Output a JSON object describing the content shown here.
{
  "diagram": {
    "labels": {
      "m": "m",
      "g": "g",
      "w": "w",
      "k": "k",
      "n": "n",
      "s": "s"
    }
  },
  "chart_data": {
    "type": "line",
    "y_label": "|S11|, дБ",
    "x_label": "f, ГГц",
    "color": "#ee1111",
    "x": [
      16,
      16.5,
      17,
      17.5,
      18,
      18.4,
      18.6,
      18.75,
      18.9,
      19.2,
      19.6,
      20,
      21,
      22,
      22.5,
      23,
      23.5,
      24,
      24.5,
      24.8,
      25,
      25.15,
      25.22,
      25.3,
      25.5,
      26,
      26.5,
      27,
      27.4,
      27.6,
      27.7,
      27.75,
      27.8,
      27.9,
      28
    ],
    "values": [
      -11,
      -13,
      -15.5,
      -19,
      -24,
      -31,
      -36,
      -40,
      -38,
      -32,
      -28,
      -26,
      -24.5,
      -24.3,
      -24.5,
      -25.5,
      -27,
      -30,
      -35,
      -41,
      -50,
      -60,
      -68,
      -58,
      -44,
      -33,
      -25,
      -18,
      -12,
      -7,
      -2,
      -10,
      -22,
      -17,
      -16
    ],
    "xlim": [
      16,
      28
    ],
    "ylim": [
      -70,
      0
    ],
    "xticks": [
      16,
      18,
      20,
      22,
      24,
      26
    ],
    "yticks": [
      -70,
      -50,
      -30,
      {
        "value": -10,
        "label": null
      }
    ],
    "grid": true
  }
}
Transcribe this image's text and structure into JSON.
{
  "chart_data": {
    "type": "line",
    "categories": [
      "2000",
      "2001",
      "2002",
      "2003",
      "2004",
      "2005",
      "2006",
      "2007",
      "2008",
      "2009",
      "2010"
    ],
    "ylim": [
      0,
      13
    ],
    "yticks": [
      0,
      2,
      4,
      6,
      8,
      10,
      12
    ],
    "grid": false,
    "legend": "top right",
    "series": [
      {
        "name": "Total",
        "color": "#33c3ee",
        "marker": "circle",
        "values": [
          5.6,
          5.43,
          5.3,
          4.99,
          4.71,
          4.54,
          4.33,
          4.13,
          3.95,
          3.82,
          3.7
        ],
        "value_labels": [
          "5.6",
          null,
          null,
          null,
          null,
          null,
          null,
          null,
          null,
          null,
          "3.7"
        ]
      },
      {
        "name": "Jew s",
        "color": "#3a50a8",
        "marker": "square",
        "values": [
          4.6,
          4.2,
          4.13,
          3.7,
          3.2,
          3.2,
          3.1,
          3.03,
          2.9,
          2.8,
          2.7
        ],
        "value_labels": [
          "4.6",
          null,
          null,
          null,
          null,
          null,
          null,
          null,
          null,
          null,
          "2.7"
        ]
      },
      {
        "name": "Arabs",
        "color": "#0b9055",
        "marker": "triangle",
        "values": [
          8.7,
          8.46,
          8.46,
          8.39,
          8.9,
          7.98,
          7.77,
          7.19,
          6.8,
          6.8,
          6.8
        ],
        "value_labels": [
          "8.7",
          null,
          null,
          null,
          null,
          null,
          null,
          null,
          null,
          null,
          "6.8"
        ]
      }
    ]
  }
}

+ + +

## [SHORT PROBLEM]
The entries above should be repeated exactly, every one of them.

## [REPLY]
Output a JSON object describing the content shown here.
{
  "diagram": {
    "labels": {
      "m": "m",
      "g": "g",
      "w": "w",
      "k": "k",
      "n": "n",
      "s": "s"
    }
  },
  "chart_data": {
    "type": "line",
    "y_label": "|S11|, дБ",
    "x_label": "f, ГГц",
    "color": "#ee1111",
    "x": [
      16,
      16.5,
      17,
      17.5,
      18,
      18.4,
      18.6,
      18.75,
      18.9,
      19.2,
      19.6,
      20,
      21,
      22,
      22.5,
      23,
      23.5,
      24,
      24.5,
      24.8,
      25,
      25.15,
      25.22,
      25.3,
      25.5,
      26,
      26.5,
      27,
      27.4,
      27.6,
      27.7,
      27.75,
      27.8,
      27.9,
      28
    ],
    "values": [
      -11,
      -13,
      -15.5,
      -19,
      -24,
      -31,
      -36,
      -40,
      -38,
      -32,
      -28,
      -26,
      -24.5,
      -24.3,
      -24.5,
      -25.5,
      -27,
      -30,
      -35,
      -41,
      -50,
      -60,
      -68,
      -58,
      -44,
      -33,
      -25,
      -18,
      -12,
      -7,
      -2,
      -10,
      -22,
      -17,
      -16
    ],
    "xlim": [
      16,
      28
    ],
    "ylim": [
      -70,
      0
    ],
    "xticks": [
      16,
      18,
      20,
      22,
      24,
      26
    ],
    "yticks": [
      -70,
      -50,
      -30,
      {
        "value": -10,
        "label": null
      }
    ],
    "grid": true
  }
}
Transcribe this image's text and structure into JSON.
{
  "chart_data": {
    "type": "line",
    "categories": [
      "2000",
      "2001",
      "2002",
      "2003",
      "2004",
      "2005",
      "2006",
      "2007",
      "2008",
      "2009",
      "2010"
    ],
    "ylim": [
      0,
      13
    ],
    "yticks": [
      0,
      2,
      4,
      6,
      8,
      10,
      12
    ],
    "grid": false,
    "legend": "top right",
    "series": [
      {
        "name": "Total",
        "color": "#33c3ee",
        "marker": "circle",
        "values": [
          5.6,
          5.43,
          5.3,
          4.99,
          4.71,
          4.54,
          4.33,
          4.13,
          3.95,
          3.82,
          3.7
        ],
        "value_labels": [
          "5.6",
          null,
          null,
          null,
          null,
          null,
          null,
          null,
          null,
          null,
          "3.7"
        ]
      },
      {
        "name": "Jew s",
        "color": "#3a50a8",
        "marker": "square",
        "values": [
          4.6,
          4.2,
          4.13,
          3.7,
          3.2,
          3.2,
          3.1,
          3.03,
          2.9,
          2.8,
          2.7
        ],
        "value_labels": [
          "4.6",
          null,
          null,
          null,
          null,
          null,
          null,
          null,
          null,
          null,
          "2.7"
        ]
      },
      {
        "name": "Arabs",
        "color": "#0b9055",
        "marker": "triangle",
        "values": [
          8.7,
          8.46,
          8.46,
          8.39,
          8.9,
          7.98,
          7.77,
          7.19,
          6.8,
          6.8,
          6.8
        ],
        "value_labels": [
          "8.7",
          null,
          null,
          null,
          null,
          null,
          null,
          null,
          null,
          null,
          "6.8"
        ]
      }
    ]
  }
}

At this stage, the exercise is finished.